Records from a dataset:
※ ※ ※

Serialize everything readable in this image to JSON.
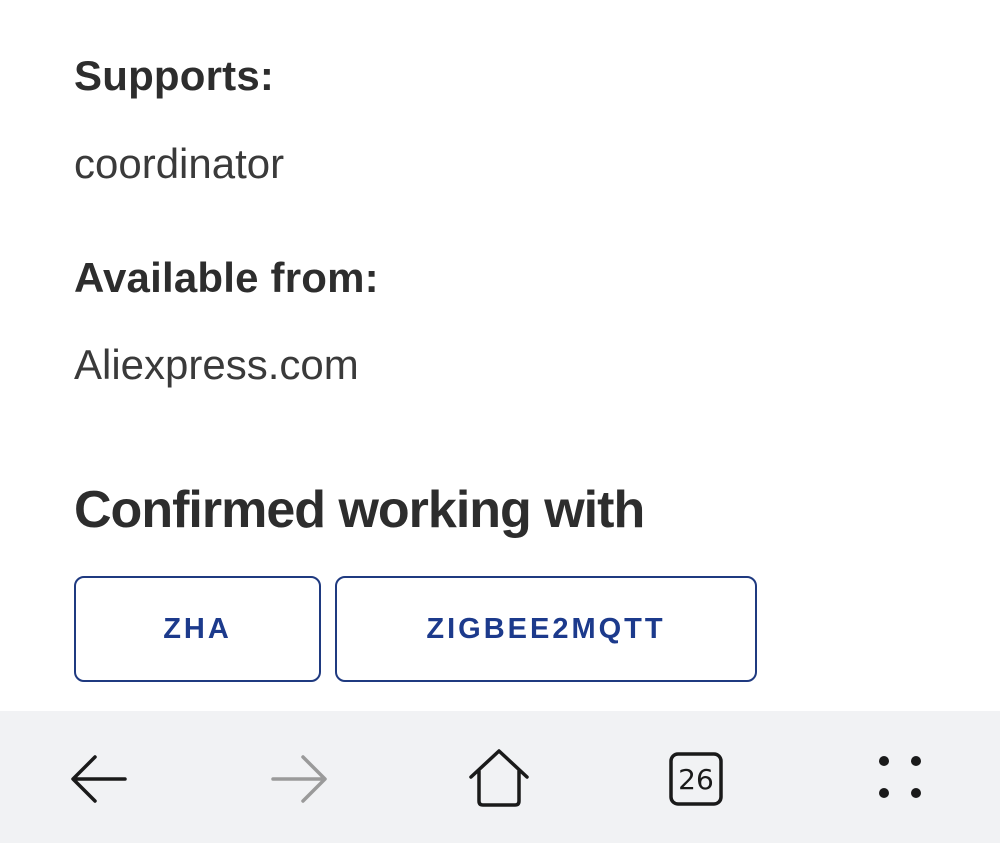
{
  "details": {
    "supports_label": "Supports:",
    "supports_value": "coordinator",
    "available_label": "Available from:",
    "available_value": "Aliexpress.com"
  },
  "compat": {
    "title": "Confirmed working with",
    "chips": [
      {
        "label": "ZHA"
      },
      {
        "label": "ZIGBEE2MQTT"
      }
    ]
  },
  "browser_bar": {
    "back_icon": "arrow-left-icon",
    "forward_icon": "arrow-right-icon",
    "home_icon": "home-icon",
    "tabs_count": "26",
    "menu_icon": "dots-menu-icon",
    "colors": {
      "bar_bg": "#f1f2f4",
      "icon_active": "#1a1a1a",
      "icon_disabled": "#9a9a9a",
      "chip_text": "#1c3a8c"
    }
  }
}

※ ※ ※

◆ **What is expected**
Copy out all the records exactly, excluding pictures.

◆ **Problem solution**
Serialize everything readable in this image to JSON.
{
  "details": {
    "supports_label": "Supports:",
    "supports_value": "coordinator",
    "available_label": "Available from:",
    "available_value": "Aliexpress.com"
  },
  "compat": {
    "title": "Confirmed working with",
    "chips": [
      {
        "label": "ZHA"
      },
      {
        "label": "ZIGBEE2MQTT"
      }
    ]
  },
  "browser_bar": {
    "back_icon": "arrow-left-icon",
    "forward_icon": "arrow-right-icon",
    "home_icon": "home-icon",
    "tabs_count": "26",
    "menu_icon": "dots-menu-icon",
    "colors": {
      "bar_bg": "#f1f2f4",
      "icon_active": "#1a1a1a",
      "icon_disabled": "#9a9a9a",
      "chip_text": "#1c3a8c"
    }
  }
}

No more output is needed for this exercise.